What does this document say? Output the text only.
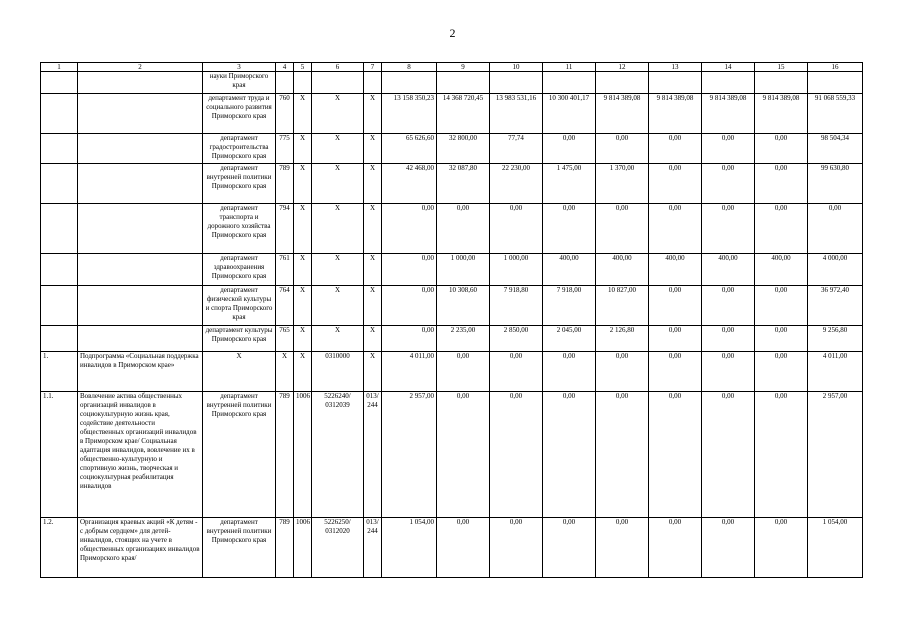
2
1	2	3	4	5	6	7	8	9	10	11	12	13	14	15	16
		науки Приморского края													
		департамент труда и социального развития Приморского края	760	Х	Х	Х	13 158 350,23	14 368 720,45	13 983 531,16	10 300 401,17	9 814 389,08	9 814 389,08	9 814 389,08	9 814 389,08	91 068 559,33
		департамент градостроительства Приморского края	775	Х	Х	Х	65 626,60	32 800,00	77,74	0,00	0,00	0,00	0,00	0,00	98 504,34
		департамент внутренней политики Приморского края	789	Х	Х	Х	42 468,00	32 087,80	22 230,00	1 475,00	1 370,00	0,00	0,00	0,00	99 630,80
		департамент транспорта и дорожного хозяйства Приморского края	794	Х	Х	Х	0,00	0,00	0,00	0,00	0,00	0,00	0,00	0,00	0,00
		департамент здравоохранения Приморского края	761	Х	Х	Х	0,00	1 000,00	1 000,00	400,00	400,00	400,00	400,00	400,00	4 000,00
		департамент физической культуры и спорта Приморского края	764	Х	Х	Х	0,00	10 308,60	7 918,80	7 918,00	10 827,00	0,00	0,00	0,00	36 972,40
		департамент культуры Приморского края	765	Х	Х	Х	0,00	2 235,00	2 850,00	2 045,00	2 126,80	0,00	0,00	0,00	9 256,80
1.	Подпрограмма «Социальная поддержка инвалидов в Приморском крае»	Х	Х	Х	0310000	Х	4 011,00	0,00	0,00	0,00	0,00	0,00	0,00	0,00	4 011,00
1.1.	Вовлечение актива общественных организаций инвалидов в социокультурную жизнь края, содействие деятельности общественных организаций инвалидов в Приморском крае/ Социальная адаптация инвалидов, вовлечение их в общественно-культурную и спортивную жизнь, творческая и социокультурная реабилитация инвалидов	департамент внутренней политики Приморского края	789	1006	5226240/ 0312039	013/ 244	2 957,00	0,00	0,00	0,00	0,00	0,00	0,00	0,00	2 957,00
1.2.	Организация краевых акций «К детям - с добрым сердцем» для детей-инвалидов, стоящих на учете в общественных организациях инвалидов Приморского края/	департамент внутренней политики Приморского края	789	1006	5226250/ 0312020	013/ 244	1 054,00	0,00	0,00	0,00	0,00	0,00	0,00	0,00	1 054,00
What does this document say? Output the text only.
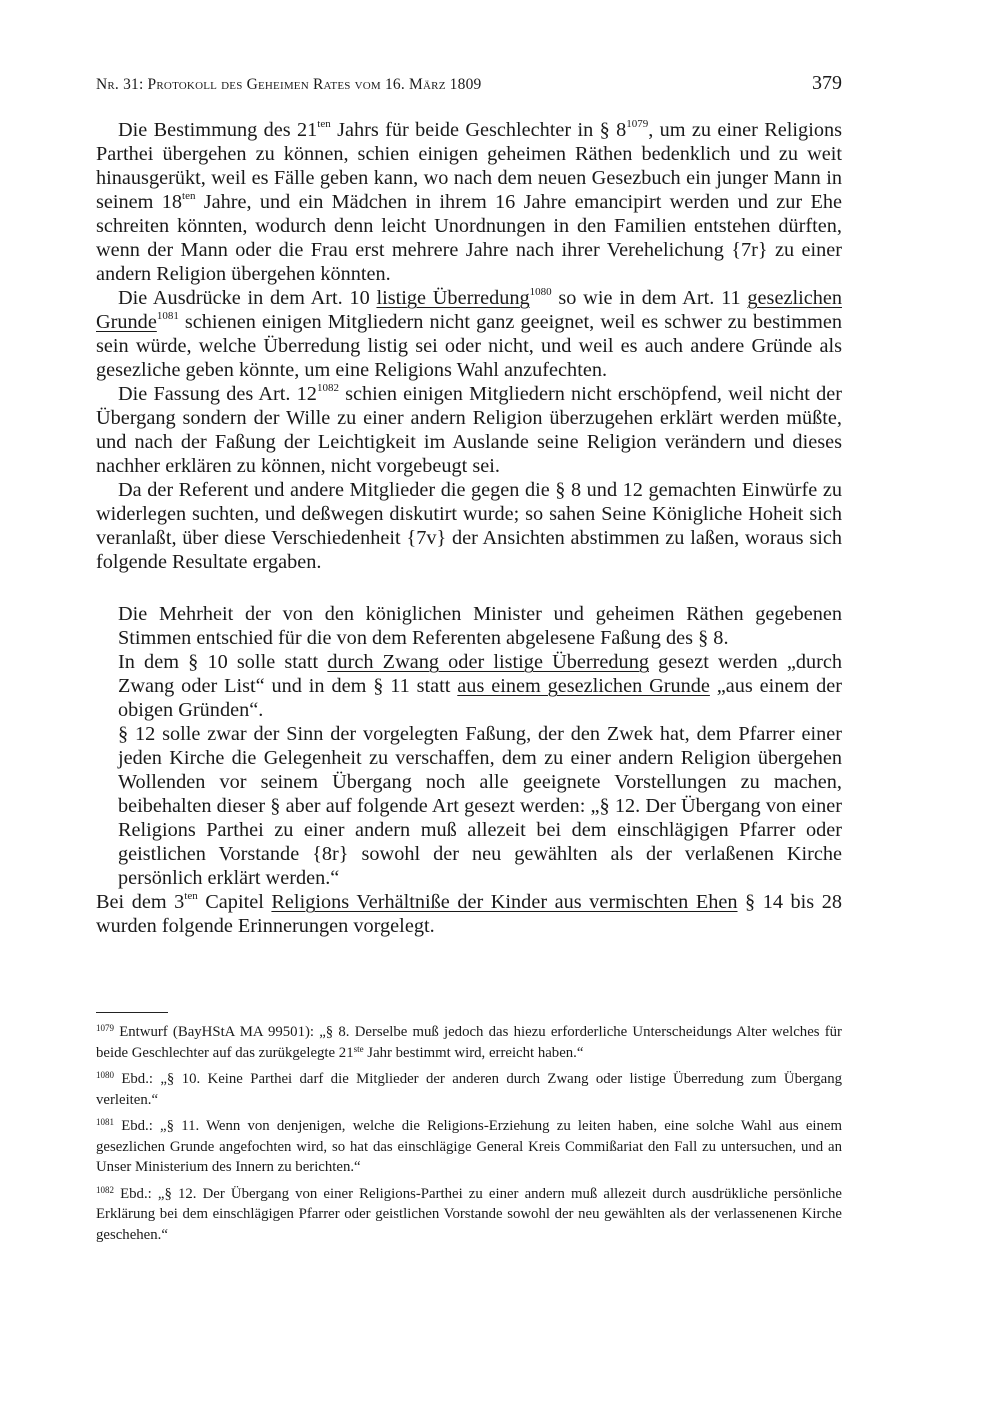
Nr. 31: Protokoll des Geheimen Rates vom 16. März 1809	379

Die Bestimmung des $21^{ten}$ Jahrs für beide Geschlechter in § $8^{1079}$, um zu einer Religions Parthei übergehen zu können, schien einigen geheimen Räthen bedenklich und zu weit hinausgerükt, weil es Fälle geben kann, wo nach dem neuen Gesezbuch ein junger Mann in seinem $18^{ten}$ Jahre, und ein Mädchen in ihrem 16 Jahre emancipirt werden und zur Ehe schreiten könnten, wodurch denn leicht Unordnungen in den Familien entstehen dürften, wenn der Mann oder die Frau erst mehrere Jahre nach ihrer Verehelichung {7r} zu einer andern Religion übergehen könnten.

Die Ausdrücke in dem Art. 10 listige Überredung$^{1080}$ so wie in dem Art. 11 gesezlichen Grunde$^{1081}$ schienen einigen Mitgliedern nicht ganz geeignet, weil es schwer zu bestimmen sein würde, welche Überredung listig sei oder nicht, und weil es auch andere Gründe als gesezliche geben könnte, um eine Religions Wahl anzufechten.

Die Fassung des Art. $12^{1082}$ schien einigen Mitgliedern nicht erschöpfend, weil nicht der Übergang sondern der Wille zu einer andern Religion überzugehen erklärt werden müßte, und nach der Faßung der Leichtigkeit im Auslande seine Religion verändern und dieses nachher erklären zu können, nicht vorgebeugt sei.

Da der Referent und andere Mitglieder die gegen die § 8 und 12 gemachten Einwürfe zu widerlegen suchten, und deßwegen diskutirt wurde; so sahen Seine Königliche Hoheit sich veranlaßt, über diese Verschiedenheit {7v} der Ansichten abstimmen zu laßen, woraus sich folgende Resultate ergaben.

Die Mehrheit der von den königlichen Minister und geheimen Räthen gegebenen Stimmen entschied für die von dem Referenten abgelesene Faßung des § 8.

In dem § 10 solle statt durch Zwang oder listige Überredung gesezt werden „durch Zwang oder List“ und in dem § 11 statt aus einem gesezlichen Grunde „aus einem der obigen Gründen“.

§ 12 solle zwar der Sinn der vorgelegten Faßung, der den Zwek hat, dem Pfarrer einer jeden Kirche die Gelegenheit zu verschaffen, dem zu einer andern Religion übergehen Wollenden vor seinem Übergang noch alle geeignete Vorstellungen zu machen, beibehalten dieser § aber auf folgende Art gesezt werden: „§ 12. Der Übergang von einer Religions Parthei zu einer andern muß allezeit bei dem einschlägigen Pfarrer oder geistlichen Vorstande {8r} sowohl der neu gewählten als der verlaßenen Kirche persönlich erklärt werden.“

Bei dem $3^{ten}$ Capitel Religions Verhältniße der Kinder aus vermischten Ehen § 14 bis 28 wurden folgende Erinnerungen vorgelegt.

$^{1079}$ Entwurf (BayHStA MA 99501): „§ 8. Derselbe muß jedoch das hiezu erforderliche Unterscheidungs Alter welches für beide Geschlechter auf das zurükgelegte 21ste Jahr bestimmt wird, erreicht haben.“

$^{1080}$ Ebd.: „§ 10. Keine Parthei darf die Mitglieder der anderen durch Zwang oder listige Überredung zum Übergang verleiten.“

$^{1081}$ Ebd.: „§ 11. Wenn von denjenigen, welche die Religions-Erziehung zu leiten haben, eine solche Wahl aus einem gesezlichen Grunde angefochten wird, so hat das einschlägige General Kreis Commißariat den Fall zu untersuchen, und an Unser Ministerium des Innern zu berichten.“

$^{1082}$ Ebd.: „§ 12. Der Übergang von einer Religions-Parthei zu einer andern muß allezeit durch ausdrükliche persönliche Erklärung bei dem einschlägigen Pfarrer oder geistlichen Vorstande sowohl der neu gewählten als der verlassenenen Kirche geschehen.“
══════════
• [Work to complete]
Only a number is wanted: how many lines above include "Zwang"?

• [Completed exercise]
2